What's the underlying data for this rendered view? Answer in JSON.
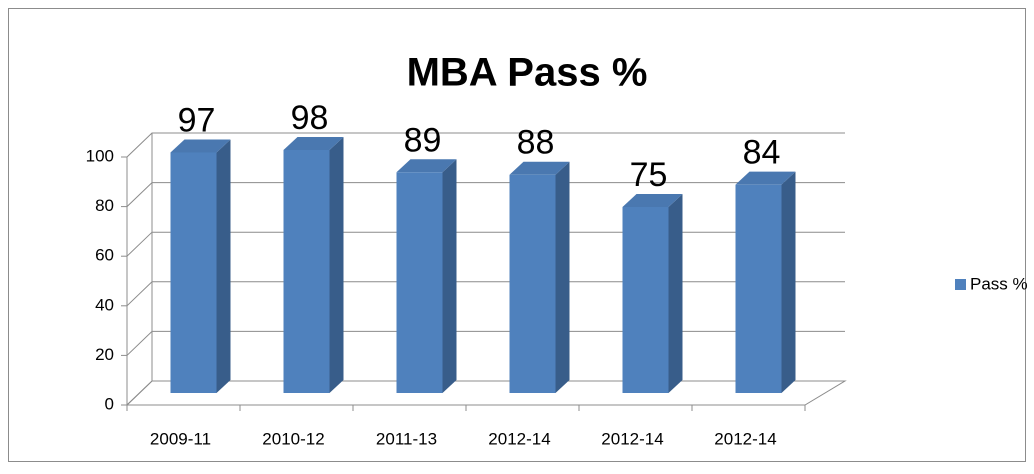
{
  "chart_data": {
    "type": "bar3d",
    "title": "MBA Pass %",
    "categories": [
      "2009-11",
      "2010-12",
      "2011-13",
      "2012-14",
      "2012-14",
      "2012-14"
    ],
    "series": [
      {
        "name": "Pass %",
        "color": "#4f81bd",
        "values": [
          97,
          98,
          89,
          88,
          75,
          84
        ]
      }
    ],
    "ylim": [
      0,
      100
    ],
    "yticks": [
      0,
      20,
      40,
      60,
      80,
      100
    ],
    "grid": true,
    "legend": "right"
  }
}
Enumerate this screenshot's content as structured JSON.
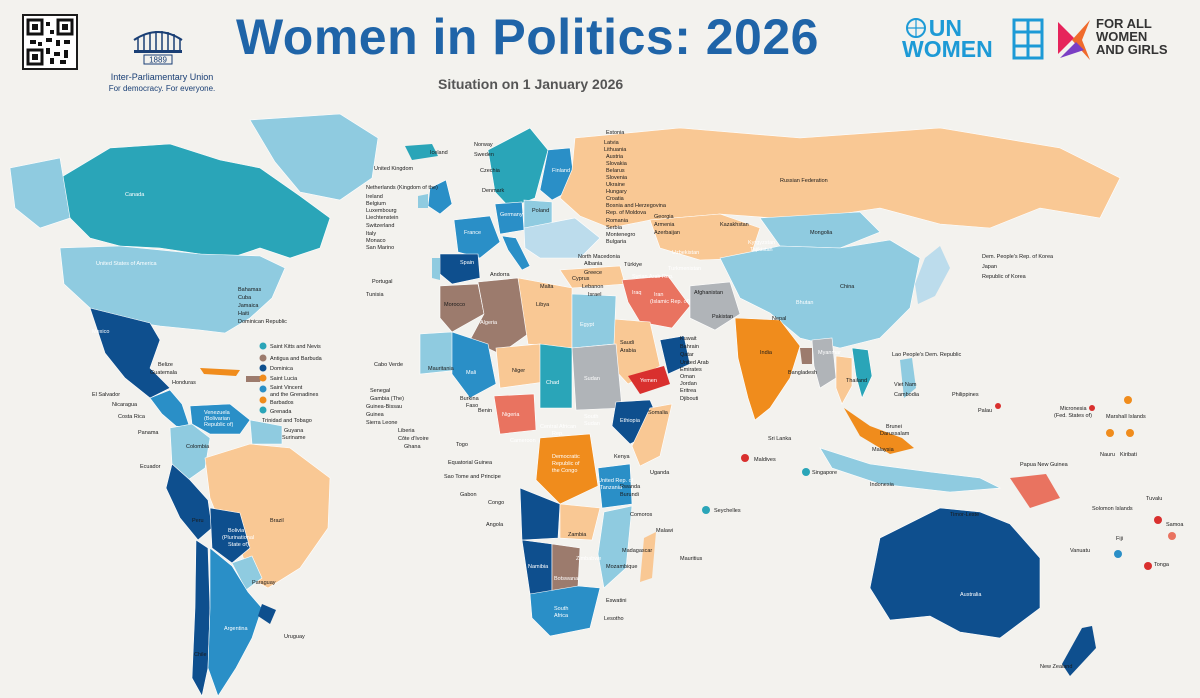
{
  "header": {
    "title": "Women in Politics: 2026",
    "subtitle": "Situation on 1 January 2026",
    "ipu_name": "Inter-Parliamentary Union",
    "ipu_tagline": "For democracy. For everyone.",
    "ipu_year": "1889",
    "unwomen_line1": "UN",
    "unwomen_line2": "WOMEN",
    "forall_line1": "FOR ALL",
    "forall_line2": "WOMEN",
    "forall_line3": "AND GIRLS"
  },
  "colors": {
    "ocean": "#f3f2ee",
    "title_blue": "#1f64a8",
    "dark_blue": "#0e4f8e",
    "mid_blue": "#2a8fc7",
    "teal": "#2aa5b8",
    "light_blue": "#8fcbe0",
    "pale_blue": "#bcdcec",
    "peach": "#f9c894",
    "orange": "#f08c1c",
    "brown": "#9c7b6d",
    "grey": "#b0b4b8",
    "red": "#d9302e",
    "salmon": "#e97360"
  },
  "map_labels": {
    "canada": "Canada",
    "usa": "United States of America",
    "mexico": "Mexico",
    "belize": "Belize",
    "guatemala": "Guatemala",
    "honduras": "Honduras",
    "el_salvador": "El Salvador",
    "nicaragua": "Nicaragua",
    "costa_rica": "Costa Rica",
    "panama": "Panama",
    "bahamas": "Bahamas",
    "cuba": "Cuba",
    "jamaica": "Jamaica",
    "haiti": "Haiti",
    "dominican_republic": "Dominican Republic",
    "saint_kitts": "Saint Kitts and Nevis",
    "antigua": "Antigua and Barbuda",
    "dominica": "Dominica",
    "saint_lucia": "Saint Lucia",
    "saint_vincent": "Saint Vincent",
    "saint_vincent_2": "and the Grenadines",
    "barbados": "Barbados",
    "grenada": "Grenada",
    "trinidad": "Trinidad and Tobago",
    "venezuela": "Venezuela",
    "venezuela_2": "(Bolivarian",
    "venezuela_3": "Republic of)",
    "guyana": "Guyana",
    "suriname": "Suriname",
    "colombia": "Colombia",
    "ecuador": "Ecuador",
    "peru": "Peru",
    "brazil": "Brazil",
    "bolivia": "Bolivia",
    "bolivia_2": "(Plurinational",
    "bolivia_3": "State of)",
    "paraguay": "Paraguay",
    "chile": "Chile",
    "argentina": "Argentina",
    "uruguay": "Uruguay",
    "iceland": "Iceland",
    "norway": "Norway",
    "sweden": "Sweden",
    "finland": "Finland",
    "estonia": "Estonia",
    "latvia": "Latvia",
    "lithuania": "Lithuania",
    "united_kingdom": "United Kingdom",
    "ireland": "Ireland",
    "netherlands": "Netherlands (Kingdom of the)",
    "belgium": "Belgium",
    "luxembourg": "Luxembourg",
    "liechtenstein": "Liechtenstein",
    "switzerland": "Switzerland",
    "italy": "Italy",
    "monaco": "Monaco",
    "san_marino": "San Marino",
    "denmark": "Denmark",
    "czechia": "Czechia",
    "germany": "Germany",
    "poland": "Poland",
    "france": "France",
    "spain": "Spain",
    "portugal": "Portugal",
    "andorra": "Andorra",
    "tunisia": "Tunisia",
    "malta": "Malta",
    "austria": "Austria",
    "slovakia": "Slovakia",
    "belarus": "Belarus",
    "slovenia": "Slovenia",
    "ukraine": "Ukraine",
    "hungary": "Hungary",
    "croatia": "Croatia",
    "bosnia": "Bosnia and Herzegovina",
    "moldova": "Rep. of Moldova",
    "romania": "Romania",
    "serbia": "Serbia",
    "montenegro": "Montenegro",
    "bulgaria": "Bulgaria",
    "north_macedonia": "North Macedonia",
    "albania": "Albania",
    "greece": "Greece",
    "turkiye": "Türkiye",
    "georgia": "Georgia",
    "armenia": "Armenia",
    "azerbaijan": "Azerbaijan",
    "kazakhstan": "Kazakhstan",
    "russia": "Russian Federation",
    "mongolia": "Mongolia",
    "kyrgyzstan": "Kyrgyzstan",
    "tajikistan": "Tajikistan",
    "uzbekistan": "Uzbekistan",
    "turkmenistan": "Turkmenistan",
    "afghanistan": "Afghanistan",
    "pakistan": "Pakistan",
    "india": "India",
    "nepal": "Nepal",
    "bhutan": "Bhutan",
    "bangladesh": "Bangladesh",
    "sri_lanka": "Sri Lanka",
    "maldives": "Maldives",
    "china": "China",
    "dprk": "Dem. People's Rep. of Korea",
    "japan": "Japan",
    "rok": "Republic of Korea",
    "myanmar": "Myanmar",
    "lao": "Lao People's Dem. Republic",
    "thailand": "Thailand",
    "viet_nam": "Viet Nam",
    "cambodia": "Cambodia",
    "philippines": "Philippines",
    "malaysia": "Malaysia",
    "brunei": "Brunei",
    "brunei_2": "Darussalam",
    "singapore": "Singapore",
    "indonesia": "Indonesia",
    "timor_leste": "Timor-Leste",
    "palau": "Palau",
    "micronesia": "Micronesia",
    "micronesia_2": "(Fed. States of)",
    "marshall": "Marshall Islands",
    "nauru": "Nauru",
    "kiribati": "Kiribati",
    "tuvalu": "Tuvalu",
    "png": "Papua New Guinea",
    "solomon": "Solomon Islands",
    "vanuatu": "Vanuatu",
    "fiji": "Fiji",
    "samoa": "Samoa",
    "tonga": "Tonga",
    "australia": "Australia",
    "new_zealand": "New Zealand",
    "morocco": "Morocco",
    "algeria": "Algeria",
    "libya": "Libya",
    "egypt": "Egypt",
    "cyprus": "Cyprus",
    "lebanon": "Lebanon",
    "israel": "Israel",
    "syria": "Syrian Arab Rep.",
    "iraq": "Iraq",
    "iran": "Iran",
    "iran_2": "(Islamic Rep. of)",
    "saudi": "Saudi",
    "saudi_2": "Arabia",
    "kuwait": "Kuwait",
    "bahrain": "Bahrain",
    "qatar": "Qatar",
    "uae": "United Arab",
    "uae_2": "Emirates",
    "oman": "Oman",
    "jordan": "Jordan",
    "eritrea": "Eritrea",
    "djibouti": "Djibouti",
    "yemen": "Yemen",
    "mauritania": "Mauritania",
    "mali": "Mali",
    "niger": "Niger",
    "chad": "Chad",
    "sudan": "Sudan",
    "cabo_verde": "Cabo Verde",
    "senegal": "Senegal",
    "gambia": "Gambia (The)",
    "guinea_bissau": "Guinea-Bissau",
    "guinea": "Guinea",
    "sierra_leone": "Sierra Leone",
    "liberia": "Liberia",
    "cote_divoire": "Côte d'Ivoire",
    "ghana": "Ghana",
    "togo": "Togo",
    "burkina": "Burkina",
    "burkina_2": "Faso",
    "benin": "Benin",
    "nigeria": "Nigeria",
    "cameroon": "Cameroon",
    "car": "Central African",
    "car_2": "Rep.",
    "south_sudan": "South",
    "south_sudan_2": "Sudan",
    "ethiopia": "Ethiopia",
    "somalia": "Somalia",
    "equatorial_guinea": "Equatorial Guinea",
    "sao_tome": "Sao Tome and Principe",
    "gabon": "Gabon",
    "congo": "Congo",
    "drc": "Democratic",
    "drc_2": "Republic of",
    "drc_3": "the Congo",
    "uganda": "Uganda",
    "kenya": "Kenya",
    "rwanda": "Rwanda",
    "burundi": "Burundi",
    "tanzania": "United Rep. of",
    "tanzania_2": "Tanzania",
    "seychelles": "Seychelles",
    "angola": "Angola",
    "zambia": "Zambia",
    "malawi": "Malawi",
    "comoros": "Comoros",
    "madagascar": "Madagascar",
    "mauritius": "Mauritius",
    "mozambique": "Mozambique",
    "zimbabwe": "Zimbabwe",
    "namibia": "Namibia",
    "botswana": "Botswana",
    "south_africa": "South",
    "south_africa_2": "Africa",
    "eswatini": "Eswatini",
    "lesotho": "Lesotho"
  }
}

# Your objective:
Pick out each line that holds the string "Korea".

# Result:
    "dprk": "Dem. People's Rep. of Korea",
    "rok": "Republic of Korea",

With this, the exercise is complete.